## start PROVIDED DATA

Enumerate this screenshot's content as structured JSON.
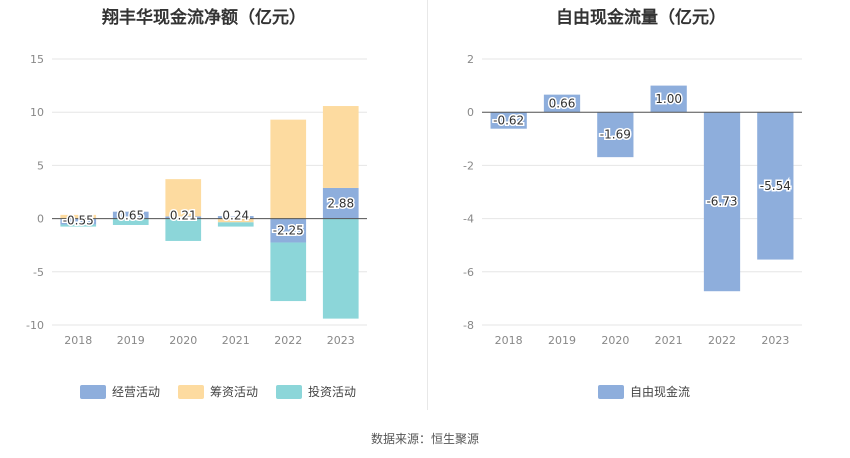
{
  "footer": {
    "source": "数据来源：恒生聚源"
  },
  "chart_data": [
    {
      "type": "bar",
      "title": "翔丰华现金流净额（亿元）",
      "categories": [
        "2018",
        "2019",
        "2020",
        "2021",
        "2022",
        "2023"
      ],
      "ylim": [
        -10,
        15
      ],
      "yticks": [
        15,
        10,
        5,
        0,
        -5,
        -10
      ],
      "stacked": true,
      "series": [
        {
          "name": "经营活动",
          "color": "#8eaedc",
          "values": [
            -0.55,
            0.65,
            0.21,
            0.24,
            -2.25,
            2.88
          ],
          "labels": [
            "-0.55",
            "0.65",
            "0.21",
            "0.24",
            "-2.25",
            "2.88"
          ]
        },
        {
          "name": "筹资活动",
          "color": "#fddba0",
          "values": [
            0.35,
            0.0,
            3.5,
            -0.35,
            9.3,
            7.7
          ]
        },
        {
          "name": "投资活动",
          "color": "#8cd6d9",
          "values": [
            -0.2,
            -0.6,
            -2.1,
            -0.4,
            -5.5,
            -9.4
          ]
        }
      ],
      "grid": true,
      "legend": "bottom"
    },
    {
      "type": "bar",
      "title": "自由现金流量（亿元）",
      "categories": [
        "2018",
        "2019",
        "2020",
        "2021",
        "2022",
        "2023"
      ],
      "ylim": [
        -8,
        2
      ],
      "yticks": [
        2,
        0,
        -2,
        -4,
        -6,
        -8
      ],
      "series": [
        {
          "name": "自由现金流",
          "color": "#8eaedc",
          "values": [
            -0.62,
            0.66,
            -1.69,
            1.0,
            -6.73,
            -5.54
          ],
          "labels": [
            "-0.62",
            "0.66",
            "-1.69",
            "1.00",
            "-6.73",
            "-5.54"
          ]
        }
      ],
      "grid": true,
      "legend": "bottom"
    }
  ]
}
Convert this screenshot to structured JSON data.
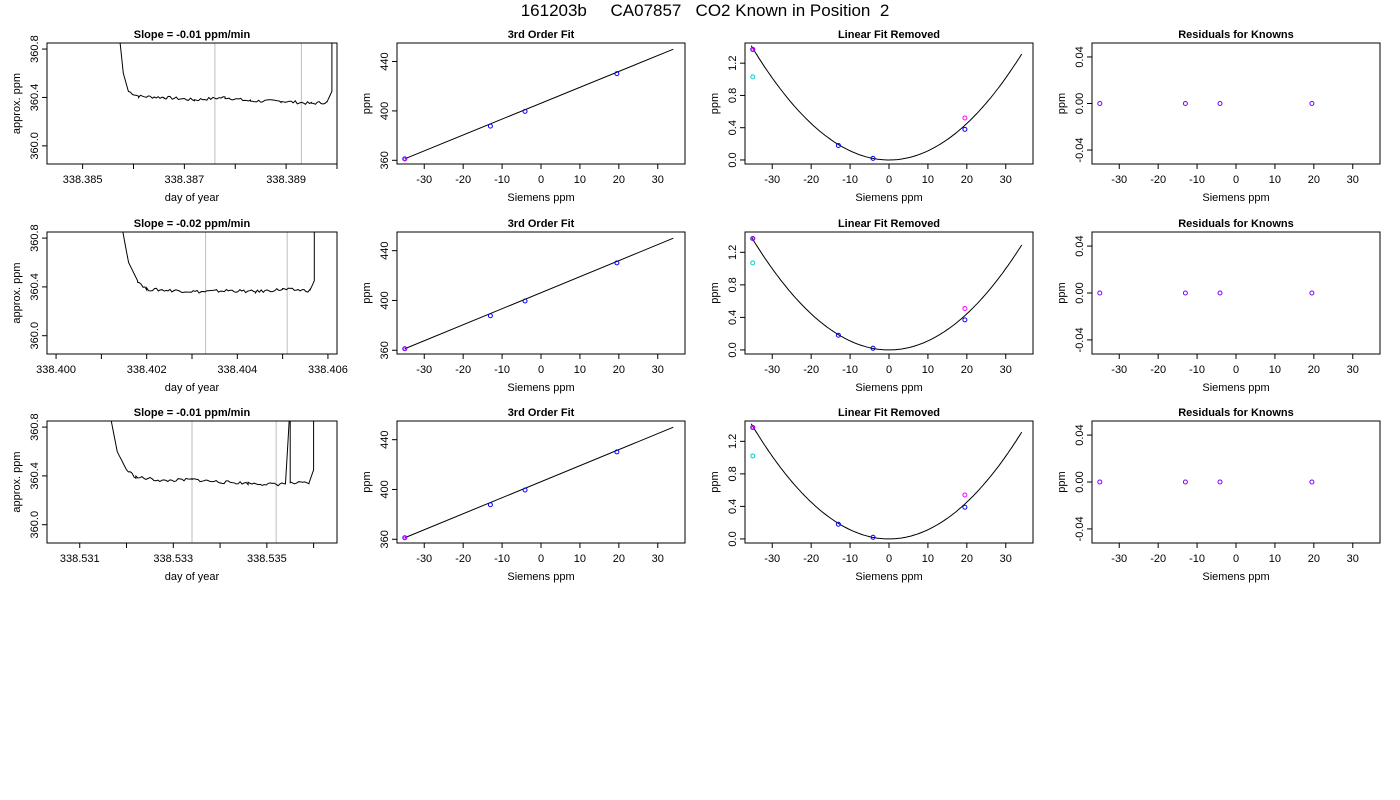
{
  "page": {
    "title": "161203b     CA07857   CO2 Known in Position  2"
  },
  "labels": {
    "time_xlabel": "day of year",
    "time_ylabel": "approx. ppm",
    "fit_title": "3rd Order Fit",
    "fit_ylabel": "ppm",
    "linrem_title": "Linear Fit Removed",
    "linrem_ylabel": "ppm",
    "resid_title": "Residuals for Knowns",
    "resid_ylabel": "ppm",
    "siemens_xlabel": "Siemens ppm"
  },
  "colors": {
    "line": "#000000",
    "blue": "#0000ff",
    "magenta": "#ff00ff",
    "cyan": "#00cccc",
    "purple": "#8000ff",
    "gray": "#bebebe"
  },
  "chart_data": [
    {
      "row": 1,
      "type": "line",
      "title": "Slope =  -0.01  ppm/min",
      "xlabel": "day of year",
      "ylabel": "approx. ppm",
      "xlim": [
        338.3843,
        338.39
      ],
      "ylim": [
        359.85,
        360.85
      ],
      "xticks": [
        338.385,
        338.387,
        338.389
      ],
      "xticklabels": [
        "338.385",
        "338.387",
        "338.389"
      ],
      "xminor": [
        338.386,
        338.388,
        338.39
      ],
      "yticks": [
        360.0,
        360.4,
        360.8
      ],
      "yticklabels": [
        "360.0",
        "360.4",
        "360.8"
      ],
      "vlines": [
        338.3876,
        338.3893
      ],
      "trace": [
        [
          338.3857,
          361.0
        ],
        [
          338.3858,
          360.6
        ],
        [
          338.3859,
          360.45
        ],
        [
          338.3861,
          360.41
        ],
        [
          338.3866,
          360.4
        ],
        [
          338.3872,
          360.38
        ],
        [
          338.3878,
          360.4
        ],
        [
          338.3883,
          360.37
        ],
        [
          338.3889,
          360.37
        ],
        [
          338.3895,
          360.35
        ],
        [
          338.3898,
          360.36
        ],
        [
          338.3899,
          360.45
        ],
        [
          338.3899,
          361.0
        ]
      ]
    },
    {
      "row": 2,
      "type": "line",
      "title": "Slope =  -0.02  ppm/min",
      "xlabel": "day of year",
      "ylabel": "approx. ppm",
      "xlim": [
        338.3998,
        338.4062
      ],
      "ylim": [
        359.85,
        360.85
      ],
      "xticks": [
        338.4,
        338.402,
        338.404,
        338.406
      ],
      "xticklabels": [
        "338.400",
        "338.402",
        "338.404",
        "338.406"
      ],
      "xminor": [
        338.401,
        338.403,
        338.405
      ],
      "yticks": [
        360.0,
        360.4,
        360.8
      ],
      "yticklabels": [
        "360.0",
        "360.4",
        "360.8"
      ],
      "vlines": [
        338.4033,
        338.4051
      ],
      "trace": [
        [
          338.4014,
          361.0
        ],
        [
          338.4016,
          360.6
        ],
        [
          338.4018,
          360.45
        ],
        [
          338.402,
          360.38
        ],
        [
          338.4026,
          360.37
        ],
        [
          338.4032,
          360.36
        ],
        [
          338.4038,
          360.37
        ],
        [
          338.4044,
          360.36
        ],
        [
          338.405,
          360.38
        ],
        [
          338.4056,
          360.37
        ],
        [
          338.4057,
          360.45
        ],
        [
          338.4057,
          361.0
        ]
      ]
    },
    {
      "row": 3,
      "type": "line",
      "title": "Slope =  -0.01  ppm/min",
      "xlabel": "day of year",
      "ylabel": "approx. ppm",
      "xlim": [
        338.5303,
        338.5365
      ],
      "ylim": [
        359.85,
        360.85
      ],
      "xticks": [
        338.531,
        338.533,
        338.535
      ],
      "xticklabels": [
        "338.531",
        "338.533",
        "338.535"
      ],
      "xminor": [
        338.532,
        338.534,
        338.536
      ],
      "yticks": [
        360.0,
        360.4,
        360.8
      ],
      "yticklabels": [
        "360.0",
        "360.4",
        "360.8"
      ],
      "vlines": [
        338.5334,
        338.5352
      ],
      "trace": [
        [
          338.5316,
          361.0
        ],
        [
          338.5318,
          360.6
        ],
        [
          338.532,
          360.45
        ],
        [
          338.5322,
          360.39
        ],
        [
          338.5328,
          360.36
        ],
        [
          338.5334,
          360.37
        ],
        [
          338.534,
          360.35
        ],
        [
          338.5346,
          360.34
        ],
        [
          338.5352,
          360.33
        ],
        [
          338.5354,
          360.34
        ],
        [
          338.5355,
          361.0
        ],
        [
          338.5355,
          360.34
        ],
        [
          338.5359,
          360.34
        ],
        [
          338.536,
          360.45
        ],
        [
          338.536,
          361.0
        ]
      ]
    },
    {
      "row": 1,
      "type": "scatter",
      "title": "3rd Order Fit",
      "xlabel": "Siemens ppm",
      "ylabel": "ppm",
      "xlim": [
        -37,
        37
      ],
      "ylim": [
        357,
        455
      ],
      "xticks": [
        -30,
        -20,
        -10,
        0,
        10,
        20,
        30
      ],
      "yticks": [
        360,
        400,
        440
      ],
      "x": [
        -35.0,
        -13.0,
        -4.1,
        19.5
      ],
      "y": [
        361.2,
        387.7,
        399.6,
        430.2
      ],
      "line": [
        [
          -35,
          361.2
        ],
        [
          34,
          450.0
        ]
      ]
    },
    {
      "row": 2,
      "type": "scatter",
      "title": "3rd Order Fit",
      "xlabel": "Siemens ppm",
      "ylabel": "ppm",
      "xlim": [
        -37,
        37
      ],
      "ylim": [
        357,
        455
      ],
      "xticks": [
        -30,
        -20,
        -10,
        0,
        10,
        20,
        30
      ],
      "yticks": [
        360,
        400,
        440
      ],
      "x": [
        -35.0,
        -13.0,
        -4.1,
        19.5
      ],
      "y": [
        361.2,
        387.7,
        399.6,
        430.2
      ],
      "line": [
        [
          -35,
          361.2
        ],
        [
          34,
          450.0
        ]
      ]
    },
    {
      "row": 3,
      "type": "scatter",
      "title": "3rd Order Fit",
      "xlabel": "Siemens ppm",
      "ylabel": "ppm",
      "xlim": [
        -37,
        37
      ],
      "ylim": [
        357,
        455
      ],
      "xticks": [
        -30,
        -20,
        -10,
        0,
        10,
        20,
        30
      ],
      "yticks": [
        360,
        400,
        440
      ],
      "x": [
        -35.0,
        -13.0,
        -4.1,
        19.5
      ],
      "y": [
        361.2,
        387.7,
        399.6,
        430.2
      ],
      "line": [
        [
          -35,
          361.2
        ],
        [
          34,
          450.0
        ]
      ]
    },
    {
      "row": 1,
      "type": "scatter",
      "title": "Linear Fit Removed",
      "xlabel": "Siemens ppm",
      "ylabel": "ppm",
      "xlim": [
        -37,
        37
      ],
      "ylim": [
        -0.05,
        1.45
      ],
      "xticks": [
        -30,
        -20,
        -10,
        0,
        10,
        20,
        30
      ],
      "yticks": [
        0.0,
        0.4,
        0.8,
        1.2
      ],
      "x": [
        -35.0,
        -13.0,
        -4.1,
        19.5
      ],
      "y": [
        1.37,
        0.18,
        0.02,
        0.38
      ],
      "extra_points": [
        {
          "x": -35.0,
          "y": 1.03
        },
        {
          "x": 19.5,
          "y": 0.52
        }
      ],
      "curve_coef": [
        0.00113,
        0.0,
        0.0
      ]
    },
    {
      "row": 2,
      "type": "scatter",
      "title": "Linear Fit Removed",
      "xlabel": "Siemens ppm",
      "ylabel": "ppm",
      "xlim": [
        -37,
        37
      ],
      "ylim": [
        -0.05,
        1.45
      ],
      "xticks": [
        -30,
        -20,
        -10,
        0,
        10,
        20,
        30
      ],
      "yticks": [
        0.0,
        0.4,
        0.8,
        1.2
      ],
      "x": [
        -35.0,
        -13.0,
        -4.1,
        19.5
      ],
      "y": [
        1.37,
        0.18,
        0.02,
        0.37
      ],
      "extra_points": [
        {
          "x": -35.0,
          "y": 1.07
        },
        {
          "x": 19.5,
          "y": 0.51
        }
      ],
      "curve_coef": [
        0.00111,
        0.0,
        0.0
      ]
    },
    {
      "row": 3,
      "type": "scatter",
      "title": "Linear Fit Removed",
      "xlabel": "Siemens ppm",
      "ylabel": "ppm",
      "xlim": [
        -37,
        37
      ],
      "ylim": [
        -0.05,
        1.45
      ],
      "xticks": [
        -30,
        -20,
        -10,
        0,
        10,
        20,
        30
      ],
      "yticks": [
        0.0,
        0.4,
        0.8,
        1.2
      ],
      "x": [
        -35.0,
        -13.0,
        -4.1,
        19.5
      ],
      "y": [
        1.37,
        0.18,
        0.02,
        0.39
      ],
      "extra_points": [
        {
          "x": -35.0,
          "y": 1.02
        },
        {
          "x": 19.5,
          "y": 0.54
        }
      ],
      "curve_coef": [
        0.00113,
        0.0,
        0.0
      ]
    },
    {
      "row": 1,
      "type": "scatter",
      "title": "Residuals for Knowns",
      "xlabel": "Siemens ppm",
      "ylabel": "ppm",
      "xlim": [
        -37,
        37
      ],
      "ylim": [
        -0.052,
        0.052
      ],
      "xticks": [
        -30,
        -20,
        -10,
        0,
        10,
        20,
        30
      ],
      "yticks": [
        -0.04,
        0.0,
        0.04
      ],
      "yticklabels": [
        "-0.04",
        "0.00",
        "0.04"
      ],
      "x": [
        -35.0,
        -13.0,
        -4.1,
        19.5
      ],
      "y": [
        0.0,
        0.0,
        0.0,
        0.0
      ]
    },
    {
      "row": 2,
      "type": "scatter",
      "title": "Residuals for Knowns",
      "xlabel": "Siemens ppm",
      "ylabel": "ppm",
      "xlim": [
        -37,
        37
      ],
      "ylim": [
        -0.052,
        0.052
      ],
      "xticks": [
        -30,
        -20,
        -10,
        0,
        10,
        20,
        30
      ],
      "yticks": [
        -0.04,
        0.0,
        0.04
      ],
      "yticklabels": [
        "-0.04",
        "0.00",
        "0.04"
      ],
      "x": [
        -35.0,
        -13.0,
        -4.1,
        19.5
      ],
      "y": [
        0.0,
        0.0,
        0.0,
        0.0
      ]
    },
    {
      "row": 3,
      "type": "scatter",
      "title": "Residuals for Knowns",
      "xlabel": "Siemens ppm",
      "ylabel": "ppm",
      "xlim": [
        -37,
        37
      ],
      "ylim": [
        -0.052,
        0.052
      ],
      "xticks": [
        -30,
        -20,
        -10,
        0,
        10,
        20,
        30
      ],
      "yticks": [
        -0.04,
        0.0,
        0.04
      ],
      "yticklabels": [
        "-0.04",
        "0.00",
        "0.04"
      ],
      "x": [
        -35.0,
        -13.0,
        -4.1,
        19.5
      ],
      "y": [
        0.0,
        0.0,
        0.0,
        0.0
      ]
    }
  ]
}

## end PROVIDED DATA

TASK STATEMENT
Reproduce each line holding the word "JSON".

WORKED SOLUTION
Enumerate this screenshot's content as structured JSON.
Convert this screenshot to structured JSON data.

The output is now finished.